WHAT YOU WILL DO: Retype the data below without altering anything.

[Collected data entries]
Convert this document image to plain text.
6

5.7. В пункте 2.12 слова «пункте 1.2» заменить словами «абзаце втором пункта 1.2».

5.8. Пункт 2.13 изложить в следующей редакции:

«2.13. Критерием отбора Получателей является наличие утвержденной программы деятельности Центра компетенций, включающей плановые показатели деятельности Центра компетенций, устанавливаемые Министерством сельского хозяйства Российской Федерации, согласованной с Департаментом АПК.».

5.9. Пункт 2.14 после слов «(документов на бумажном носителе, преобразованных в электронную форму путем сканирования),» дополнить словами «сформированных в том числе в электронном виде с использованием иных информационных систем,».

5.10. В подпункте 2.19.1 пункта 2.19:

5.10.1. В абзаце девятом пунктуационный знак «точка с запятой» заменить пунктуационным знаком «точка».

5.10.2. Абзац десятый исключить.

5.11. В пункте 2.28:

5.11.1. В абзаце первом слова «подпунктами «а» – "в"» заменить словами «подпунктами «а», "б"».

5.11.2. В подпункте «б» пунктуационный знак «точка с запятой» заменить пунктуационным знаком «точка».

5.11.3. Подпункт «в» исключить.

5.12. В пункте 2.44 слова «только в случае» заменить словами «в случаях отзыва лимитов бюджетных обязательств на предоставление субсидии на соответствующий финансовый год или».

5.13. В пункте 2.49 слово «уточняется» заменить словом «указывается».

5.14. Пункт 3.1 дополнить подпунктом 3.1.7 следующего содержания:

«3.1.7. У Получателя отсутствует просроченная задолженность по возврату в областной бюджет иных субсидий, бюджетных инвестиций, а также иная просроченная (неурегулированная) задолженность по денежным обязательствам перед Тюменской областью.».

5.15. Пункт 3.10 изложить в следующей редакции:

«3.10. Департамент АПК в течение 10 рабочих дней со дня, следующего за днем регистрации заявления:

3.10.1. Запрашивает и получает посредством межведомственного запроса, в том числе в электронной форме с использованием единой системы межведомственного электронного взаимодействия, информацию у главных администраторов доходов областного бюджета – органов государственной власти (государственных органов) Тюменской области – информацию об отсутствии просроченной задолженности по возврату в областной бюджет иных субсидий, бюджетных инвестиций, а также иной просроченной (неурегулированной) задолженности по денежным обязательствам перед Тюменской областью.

SOLUTION FOR THIS EXERCISE:
Convert this document image to plain text.
6

5.7. В пункте 2.12 слова «пункте 1.2» заменить словами «абзаце втором пункта 1.2».

5.8. Пункт 2.13 изложить в следующей редакции:

«2.13. Критерием отбора Получателей является наличие утвержденной программы деятельности Центра компетенций, включающей плановые показатели деятельности Центра компетенций, устанавливаемые Министерством сельского хозяйства Российской Федерации, согласованной с Департаментом АПК.».

5.9. Пункт 2.14 после слов «(документов на бумажном носителе, преобразованных в электронную форму путем сканирования),» дополнить словами «сформированных в том числе в электронном виде с использованием иных информационных систем,».

5.10. В подпункте 2.19.1 пункта 2.19:

5.10.1. В абзаце девятом пунктуационный знак «точка с запятой» заменить пунктуационным знаком «точка».

5.10.2. Абзац десятый исключить.

5.11. В пункте 2.28:

5.11.1. В абзаце первом слова «подпунктами «а» – "в"» заменить словами «подпунктами «а», "б"».

5.11.2. В подпункте «б» пунктуационный знак «точка с запятой» заменить пунктуационным знаком «точка».

5.11.3. Подпункт «в» исключить.

5.12. В пункте 2.44 слова «только в случае» заменить словами «в случаях отзыва лимитов бюджетных обязательств на предоставление субсидии на соответствующий финансовый год или».

5.13. В пункте 2.49 слово «уточняется» заменить словом «указывается».

5.14. Пункт 3.1 дополнить подпунктом 3.1.7 следующего содержания:

«3.1.7. У Получателя отсутствует просроченная задолженность по возврату в областной бюджет иных субсидий, бюджетных инвестиций, а также иная просроченная (неурегулированная) задолженность по денежным обязательствам перед Тюменской областью.».

5.15. Пункт 3.10 изложить в следующей редакции:

«3.10. Департамент АПК в течение 10 рабочих дней со дня, следующего за днем регистрации заявления:

3.10.1. Запрашивает и получает посредством межведомственного запроса, в том числе в электронной форме с использованием единой системы межведомственного электронного взаимодействия, информацию у главных администраторов доходов областного бюджета – органов государственной власти (государственных органов) Тюменской области – информацию об отсутствии просроченной задолженности по возврату в областной бюджет иных субсидий, бюджетных инвестиций, а также иной просроченной (неурегулированной) задолженности по денежным обязательствам перед Тюменской областью.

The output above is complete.